DESCRIPTION OF THE TASK: Print every entry exactly as written.

RECORDS FOR THE TASK:
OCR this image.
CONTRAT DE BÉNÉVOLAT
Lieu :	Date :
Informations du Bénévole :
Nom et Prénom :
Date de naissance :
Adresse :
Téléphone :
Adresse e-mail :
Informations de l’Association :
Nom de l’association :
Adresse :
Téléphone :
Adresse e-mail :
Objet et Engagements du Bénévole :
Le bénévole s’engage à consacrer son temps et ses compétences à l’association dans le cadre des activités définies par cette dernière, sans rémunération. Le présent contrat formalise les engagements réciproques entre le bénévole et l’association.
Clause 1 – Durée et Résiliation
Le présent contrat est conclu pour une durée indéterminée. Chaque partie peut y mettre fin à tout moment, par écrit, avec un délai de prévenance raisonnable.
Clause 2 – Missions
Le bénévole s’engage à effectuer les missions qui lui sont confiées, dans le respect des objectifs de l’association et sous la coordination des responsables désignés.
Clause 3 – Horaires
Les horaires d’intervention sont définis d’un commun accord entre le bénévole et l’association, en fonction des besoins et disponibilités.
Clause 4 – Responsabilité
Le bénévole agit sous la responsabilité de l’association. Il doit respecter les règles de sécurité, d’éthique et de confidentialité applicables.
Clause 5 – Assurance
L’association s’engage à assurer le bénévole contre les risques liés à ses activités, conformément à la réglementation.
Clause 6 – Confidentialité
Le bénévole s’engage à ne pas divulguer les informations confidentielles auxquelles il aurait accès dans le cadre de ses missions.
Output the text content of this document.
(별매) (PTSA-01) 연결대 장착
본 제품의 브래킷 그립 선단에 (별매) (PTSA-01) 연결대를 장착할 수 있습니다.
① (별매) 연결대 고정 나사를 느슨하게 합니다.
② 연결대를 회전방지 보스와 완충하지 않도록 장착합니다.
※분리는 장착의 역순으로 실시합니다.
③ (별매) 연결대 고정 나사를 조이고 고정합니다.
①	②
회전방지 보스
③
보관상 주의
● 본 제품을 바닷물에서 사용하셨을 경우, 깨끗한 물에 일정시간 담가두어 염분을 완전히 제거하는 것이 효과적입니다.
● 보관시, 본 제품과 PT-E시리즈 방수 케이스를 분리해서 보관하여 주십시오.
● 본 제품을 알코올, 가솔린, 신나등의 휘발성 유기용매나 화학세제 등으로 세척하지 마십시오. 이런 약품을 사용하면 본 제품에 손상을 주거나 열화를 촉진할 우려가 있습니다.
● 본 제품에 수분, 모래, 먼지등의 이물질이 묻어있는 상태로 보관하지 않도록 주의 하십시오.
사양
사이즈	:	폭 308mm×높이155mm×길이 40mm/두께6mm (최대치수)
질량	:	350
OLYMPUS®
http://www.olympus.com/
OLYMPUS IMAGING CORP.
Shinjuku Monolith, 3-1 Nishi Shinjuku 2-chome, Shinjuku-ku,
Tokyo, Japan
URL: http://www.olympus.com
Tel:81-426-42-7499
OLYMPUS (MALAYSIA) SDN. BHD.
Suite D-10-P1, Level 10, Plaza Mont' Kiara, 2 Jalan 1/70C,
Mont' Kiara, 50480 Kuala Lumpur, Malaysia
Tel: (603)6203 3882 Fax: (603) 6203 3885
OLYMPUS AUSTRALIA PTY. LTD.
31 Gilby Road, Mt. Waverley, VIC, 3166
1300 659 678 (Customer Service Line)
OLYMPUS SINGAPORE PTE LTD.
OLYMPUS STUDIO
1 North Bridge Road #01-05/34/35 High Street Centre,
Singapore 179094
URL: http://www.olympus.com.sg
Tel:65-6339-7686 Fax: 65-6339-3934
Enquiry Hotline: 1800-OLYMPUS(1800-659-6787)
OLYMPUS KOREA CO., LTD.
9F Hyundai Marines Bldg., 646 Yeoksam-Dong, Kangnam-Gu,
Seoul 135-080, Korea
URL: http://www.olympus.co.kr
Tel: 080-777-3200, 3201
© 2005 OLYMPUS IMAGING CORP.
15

EXERCISE RESPONSE:
OCR this image.
CONTRAT DE BÉNÉVOLAT
Lieu :	Date :
Informations du Bénévole :
Nom et Prénom :
Date de naissance :
Adresse :
Téléphone :
Adresse e-mail :
Informations de l’Association :
Nom de l’association :
Adresse :
Téléphone :
Adresse e-mail :
Objet et Engagements du Bénévole :
Le bénévole s’engage à consacrer son temps et ses compétences à l’association dans le cadre des activités définies par cette dernière, sans rémunération. Le présent contrat formalise les engagements réciproques entre le bénévole et l’association.
Clause 1 – Durée et Résiliation
Le présent contrat est conclu pour une durée indéterminée. Chaque partie peut y mettre fin à tout moment, par écrit, avec un délai de prévenance raisonnable.
Clause 2 – Missions
Le bénévole s’engage à effectuer les missions qui lui sont confiées, dans le respect des objectifs de l’association et sous la coordination des responsables désignés.
Clause 3 – Horaires
Les horaires d’intervention sont définis d’un commun accord entre le bénévole et l’association, en fonction des besoins et disponibilités.
Clause 4 – Responsabilité
Le bénévole agit sous la responsabilité de l’association. Il doit respecter les règles de sécurité, d’éthique et de confidentialité applicables.
Clause 5 – Assurance
L’association s’engage à assurer le bénévole contre les risques liés à ses activités, conformément à la réglementation.
Clause 6 – Confidentialité
Le bénévole s’engage à ne pas divulguer les informations confidentielles auxquelles il aurait accès dans le cadre de ses missions.
Output the text content of this document.
(별매) (PTSA-01) 연결대 장착
본 제품의 브래킷 그립 선단에 (별매) (PTSA-01) 연결대를 장착할 수 있습니다.
① (별매) 연결대 고정 나사를 느슨하게 합니다.
② 연결대를 회전방지 보스와 완충하지 않도록 장착합니다.
※분리는 장착의 역순으로 실시합니다.
③ (별매) 연결대 고정 나사를 조이고 고정합니다.
①	②
회전방지 보스
③
보관상 주의
● 본 제품을 바닷물에서 사용하셨을 경우, 깨끗한 물에 일정시간 담가두어 염분을 완전히 제거하는 것이 효과적입니다.
● 보관시, 본 제품과 PT-E시리즈 방수 케이스를 분리해서 보관하여 주십시오.
● 본 제품을 알코올, 가솔린, 신나등의 휘발성 유기용매나 화학세제 등으로 세척하지 마십시오. 이런 약품을 사용하면 본 제품에 손상을 주거나 열화를 촉진할 우려가 있습니다.
● 본 제품에 수분, 모래, 먼지등의 이물질이 묻어있는 상태로 보관하지 않도록 주의 하십시오.
사양
사이즈	:	폭 308mm×높이155mm×길이 40mm/두께6mm (최대치수)
질량	:	350
OLYMPUS®
http://www.olympus.com/
OLYMPUS IMAGING CORP.
Shinjuku Monolith, 3-1 Nishi Shinjuku 2-chome, Shinjuku-ku,
Tokyo, Japan
URL: http://www.olympus.com
Tel:81-426-42-7499
OLYMPUS (MALAYSIA) SDN. BHD.
Suite D-10-P1, Level 10, Plaza Mont' Kiara, 2 Jalan 1/70C,
Mont' Kiara, 50480 Kuala Lumpur, Malaysia
Tel: (603)6203 3882 Fax: (603) 6203 3885
OLYMPUS AUSTRALIA PTY. LTD.
31 Gilby Road, Mt. Waverley, VIC, 3166
1300 659 678 (Customer Service Line)
OLYMPUS SINGAPORE PTE LTD.
OLYMPUS STUDIO
1 North Bridge Road #01-05/34/35 High Street Centre,
Singapore 179094
URL: http://www.olympus.com.sg
Tel:65-6339-7686 Fax: 65-6339-3934
Enquiry Hotline: 1800-OLYMPUS(1800-659-6787)
OLYMPUS KOREA CO., LTD.
9F Hyundai Marines Bldg., 646 Yeoksam-Dong, Kangnam-Gu,
Seoul 135-080, Korea
URL: http://www.olympus.co.kr
Tel: 080-777-3200, 3201
© 2005 OLYMPUS IMAGING CORP.
15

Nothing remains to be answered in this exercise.